-- start of Available data --
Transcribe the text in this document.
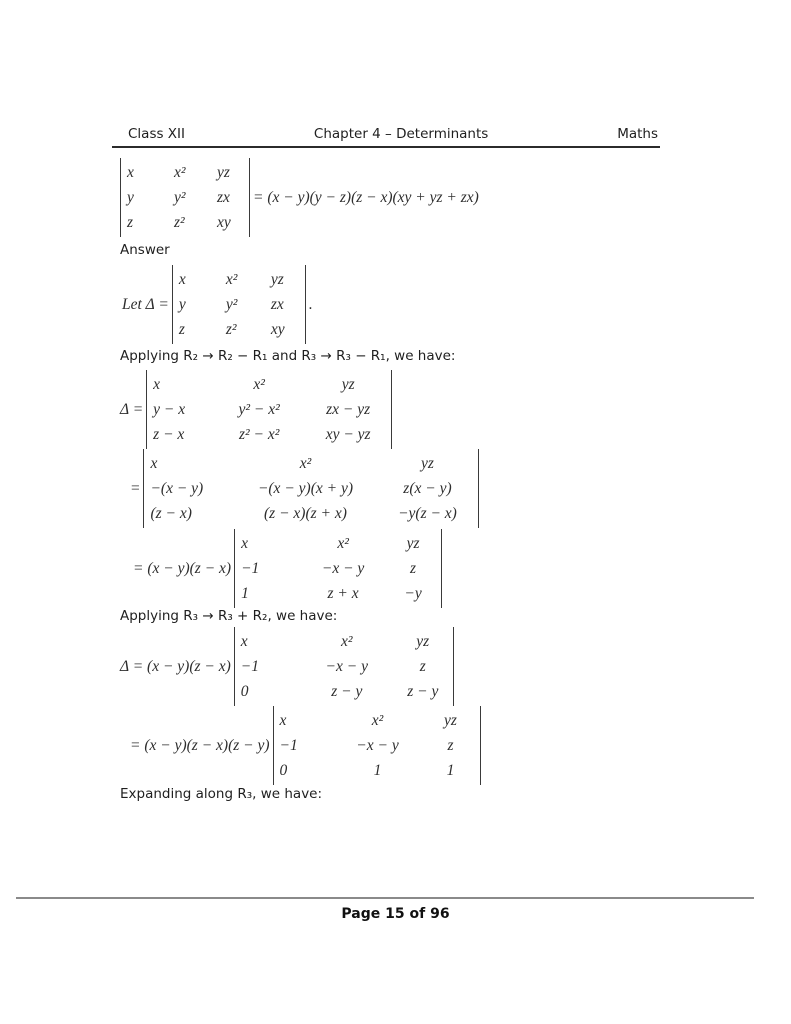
Class XII	Chapter 4 – Determinants	Maths
x	x²	yz
y	y²	zx
z	z²	xy
= (x − y)(y − z)(z − x)(xy + yz + zx)

Answer

Let Δ =
x	x²	yz
y	y²	zx
z	z²	xy
.

Applying R₂ → R₂ − R₁ and R₃ → R₃ − R₁, we have:

Δ =
x	x²	yz
y − x	y² − x²	zx − yz
z − x	z² − x²	xy − yz
=
x	x²	yz
−(x − y)	−(x − y)(x + y)	z(x − y)
(z − x)	(z − x)(z + x)	−y(z − x)
= (x − y)(z − x)
x	x²	yz
−1	−x − y	z
1	z + x	−y

Applying R₃ → R₃ + R₂, we have:

Δ = (x − y)(z − x)
x	x²	yz
−1	−x − y	z
0	z − y	z − y
= (x − y)(z − x)(z − y)
x	x²	yz
−1	−x − y	z
0	1	1

Expanding along R₃, we have:

Page 15 of 96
-- end of Available data --
Return a copy of every line that includes the word "Applying".

Finished task:
Applying R₂ → R₂ − R₁ and R₃ → R₃ − R₁, we have:
Applying R₃ → R₃ + R₂, we have:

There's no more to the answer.